(Items from a data source)
-=-=-=-=-
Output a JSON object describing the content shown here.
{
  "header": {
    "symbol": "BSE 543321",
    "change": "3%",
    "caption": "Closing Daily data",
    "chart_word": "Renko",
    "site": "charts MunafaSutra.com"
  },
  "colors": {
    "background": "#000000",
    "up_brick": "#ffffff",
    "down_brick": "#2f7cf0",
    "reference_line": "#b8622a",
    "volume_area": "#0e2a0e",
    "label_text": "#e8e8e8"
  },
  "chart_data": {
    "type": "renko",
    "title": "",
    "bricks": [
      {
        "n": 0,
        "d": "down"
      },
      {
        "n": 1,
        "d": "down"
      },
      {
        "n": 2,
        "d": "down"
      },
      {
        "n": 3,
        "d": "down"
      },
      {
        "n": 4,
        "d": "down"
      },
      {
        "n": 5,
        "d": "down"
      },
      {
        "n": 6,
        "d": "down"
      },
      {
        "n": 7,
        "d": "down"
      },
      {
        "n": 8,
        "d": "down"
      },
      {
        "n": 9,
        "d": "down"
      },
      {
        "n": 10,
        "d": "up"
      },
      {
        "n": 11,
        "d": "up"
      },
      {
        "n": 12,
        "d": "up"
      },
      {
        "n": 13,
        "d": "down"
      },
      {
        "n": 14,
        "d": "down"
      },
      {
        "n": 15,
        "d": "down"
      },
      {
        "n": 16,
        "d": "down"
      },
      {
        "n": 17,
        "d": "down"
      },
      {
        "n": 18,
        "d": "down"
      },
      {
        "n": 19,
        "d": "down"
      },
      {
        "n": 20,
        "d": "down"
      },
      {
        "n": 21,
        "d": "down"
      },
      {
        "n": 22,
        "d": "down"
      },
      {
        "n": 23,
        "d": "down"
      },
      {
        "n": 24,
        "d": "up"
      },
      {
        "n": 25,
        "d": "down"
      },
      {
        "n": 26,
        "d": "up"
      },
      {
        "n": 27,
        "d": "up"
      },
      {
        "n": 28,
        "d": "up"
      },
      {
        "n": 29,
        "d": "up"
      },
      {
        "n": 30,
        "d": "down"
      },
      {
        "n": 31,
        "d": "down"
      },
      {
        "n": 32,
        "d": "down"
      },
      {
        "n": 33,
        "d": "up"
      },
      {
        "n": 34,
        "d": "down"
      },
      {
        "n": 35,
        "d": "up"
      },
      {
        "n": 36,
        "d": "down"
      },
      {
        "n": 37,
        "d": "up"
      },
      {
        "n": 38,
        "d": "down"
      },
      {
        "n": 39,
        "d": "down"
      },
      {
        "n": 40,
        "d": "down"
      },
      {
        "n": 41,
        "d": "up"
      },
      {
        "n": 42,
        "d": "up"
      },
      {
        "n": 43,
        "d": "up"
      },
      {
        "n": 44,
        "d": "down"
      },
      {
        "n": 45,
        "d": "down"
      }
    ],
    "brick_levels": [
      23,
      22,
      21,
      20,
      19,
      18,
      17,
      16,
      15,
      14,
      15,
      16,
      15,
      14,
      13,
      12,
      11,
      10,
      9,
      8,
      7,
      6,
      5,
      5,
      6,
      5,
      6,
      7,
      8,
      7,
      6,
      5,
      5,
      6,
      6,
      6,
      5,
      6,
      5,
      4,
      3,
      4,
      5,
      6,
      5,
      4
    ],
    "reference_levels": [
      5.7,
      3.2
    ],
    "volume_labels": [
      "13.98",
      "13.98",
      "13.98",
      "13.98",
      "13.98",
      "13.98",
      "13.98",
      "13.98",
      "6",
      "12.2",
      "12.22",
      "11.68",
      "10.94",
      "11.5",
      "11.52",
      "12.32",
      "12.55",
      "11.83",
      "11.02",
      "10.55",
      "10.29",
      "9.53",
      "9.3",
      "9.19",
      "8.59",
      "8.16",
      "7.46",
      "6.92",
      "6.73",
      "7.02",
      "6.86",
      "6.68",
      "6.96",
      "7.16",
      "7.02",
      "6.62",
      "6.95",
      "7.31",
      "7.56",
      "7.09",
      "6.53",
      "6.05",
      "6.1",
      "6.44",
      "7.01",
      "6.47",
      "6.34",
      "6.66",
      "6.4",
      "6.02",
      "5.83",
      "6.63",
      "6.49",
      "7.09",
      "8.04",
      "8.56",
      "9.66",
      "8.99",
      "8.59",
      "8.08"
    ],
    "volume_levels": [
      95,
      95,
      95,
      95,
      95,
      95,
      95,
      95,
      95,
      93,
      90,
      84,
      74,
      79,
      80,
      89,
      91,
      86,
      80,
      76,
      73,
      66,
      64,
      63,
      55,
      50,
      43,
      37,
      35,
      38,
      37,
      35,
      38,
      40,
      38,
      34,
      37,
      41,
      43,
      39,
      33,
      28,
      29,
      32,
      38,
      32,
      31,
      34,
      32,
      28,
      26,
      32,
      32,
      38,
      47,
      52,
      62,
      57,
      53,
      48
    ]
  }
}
-=-=-=-=-
WORK TO BE COMPLETED:
Write out the records shown above, exactly as they appear.

RESPONSE TO THIS TASK:
Output a JSON object describing the content shown here.
{
  "header": {
    "symbol": "BSE 543321",
    "change": "3%",
    "caption": "Closing Daily data",
    "chart_word": "Renko",
    "site": "charts MunafaSutra.com"
  },
  "colors": {
    "background": "#000000",
    "up_brick": "#ffffff",
    "down_brick": "#2f7cf0",
    "reference_line": "#b8622a",
    "volume_area": "#0e2a0e",
    "label_text": "#e8e8e8"
  },
  "chart_data": {
    "type": "renko",
    "title": "",
    "bricks": [
      {
        "n": 0,
        "d": "down"
      },
      {
        "n": 1,
        "d": "down"
      },
      {
        "n": 2,
        "d": "down"
      },
      {
        "n": 3,
        "d": "down"
      },
      {
        "n": 4,
        "d": "down"
      },
      {
        "n": 5,
        "d": "down"
      },
      {
        "n": 6,
        "d": "down"
      },
      {
        "n": 7,
        "d": "down"
      },
      {
        "n": 8,
        "d": "down"
      },
      {
        "n": 9,
        "d": "down"
      },
      {
        "n": 10,
        "d": "up"
      },
      {
        "n": 11,
        "d": "up"
      },
      {
        "n": 12,
        "d": "up"
      },
      {
        "n": 13,
        "d": "down"
      },
      {
        "n": 14,
        "d": "down"
      },
      {
        "n": 15,
        "d": "down"
      },
      {
        "n": 16,
        "d": "down"
      },
      {
        "n": 17,
        "d": "down"
      },
      {
        "n": 18,
        "d": "down"
      },
      {
        "n": 19,
        "d": "down"
      },
      {
        "n": 20,
        "d": "down"
      },
      {
        "n": 21,
        "d": "down"
      },
      {
        "n": 22,
        "d": "down"
      },
      {
        "n": 23,
        "d": "down"
      },
      {
        "n": 24,
        "d": "up"
      },
      {
        "n": 25,
        "d": "down"
      },
      {
        "n": 26,
        "d": "up"
      },
      {
        "n": 27,
        "d": "up"
      },
      {
        "n": 28,
        "d": "up"
      },
      {
        "n": 29,
        "d": "up"
      },
      {
        "n": 30,
        "d": "down"
      },
      {
        "n": 31,
        "d": "down"
      },
      {
        "n": 32,
        "d": "down"
      },
      {
        "n": 33,
        "d": "up"
      },
      {
        "n": 34,
        "d": "down"
      },
      {
        "n": 35,
        "d": "up"
      },
      {
        "n": 36,
        "d": "down"
      },
      {
        "n": 37,
        "d": "up"
      },
      {
        "n": 38,
        "d": "down"
      },
      {
        "n": 39,
        "d": "down"
      },
      {
        "n": 40,
        "d": "down"
      },
      {
        "n": 41,
        "d": "up"
      },
      {
        "n": 42,
        "d": "up"
      },
      {
        "n": 43,
        "d": "up"
      },
      {
        "n": 44,
        "d": "down"
      },
      {
        "n": 45,
        "d": "down"
      }
    ],
    "brick_levels": [
      23,
      22,
      21,
      20,
      19,
      18,
      17,
      16,
      15,
      14,
      15,
      16,
      15,
      14,
      13,
      12,
      11,
      10,
      9,
      8,
      7,
      6,
      5,
      5,
      6,
      5,
      6,
      7,
      8,
      7,
      6,
      5,
      5,
      6,
      6,
      6,
      5,
      6,
      5,
      4,
      3,
      4,
      5,
      6,
      5,
      4
    ],
    "reference_levels": [
      5.7,
      3.2
    ],
    "volume_labels": [
      "13.98",
      "13.98",
      "13.98",
      "13.98",
      "13.98",
      "13.98",
      "13.98",
      "13.98",
      "6",
      "12.2",
      "12.22",
      "11.68",
      "10.94",
      "11.5",
      "11.52",
      "12.32",
      "12.55",
      "11.83",
      "11.02",
      "10.55",
      "10.29",
      "9.53",
      "9.3",
      "9.19",
      "8.59",
      "8.16",
      "7.46",
      "6.92",
      "6.73",
      "7.02",
      "6.86",
      "6.68",
      "6.96",
      "7.16",
      "7.02",
      "6.62",
      "6.95",
      "7.31",
      "7.56",
      "7.09",
      "6.53",
      "6.05",
      "6.1",
      "6.44",
      "7.01",
      "6.47",
      "6.34",
      "6.66",
      "6.4",
      "6.02",
      "5.83",
      "6.63",
      "6.49",
      "7.09",
      "8.04",
      "8.56",
      "9.66",
      "8.99",
      "8.59",
      "8.08"
    ],
    "volume_levels": [
      95,
      95,
      95,
      95,
      95,
      95,
      95,
      95,
      95,
      93,
      90,
      84,
      74,
      79,
      80,
      89,
      91,
      86,
      80,
      76,
      73,
      66,
      64,
      63,
      55,
      50,
      43,
      37,
      35,
      38,
      37,
      35,
      38,
      40,
      38,
      34,
      37,
      41,
      43,
      39,
      33,
      28,
      29,
      32,
      38,
      32,
      31,
      34,
      32,
      28,
      26,
      32,
      32,
      38,
      47,
      52,
      62,
      57,
      53,
      48
    ]
  }
}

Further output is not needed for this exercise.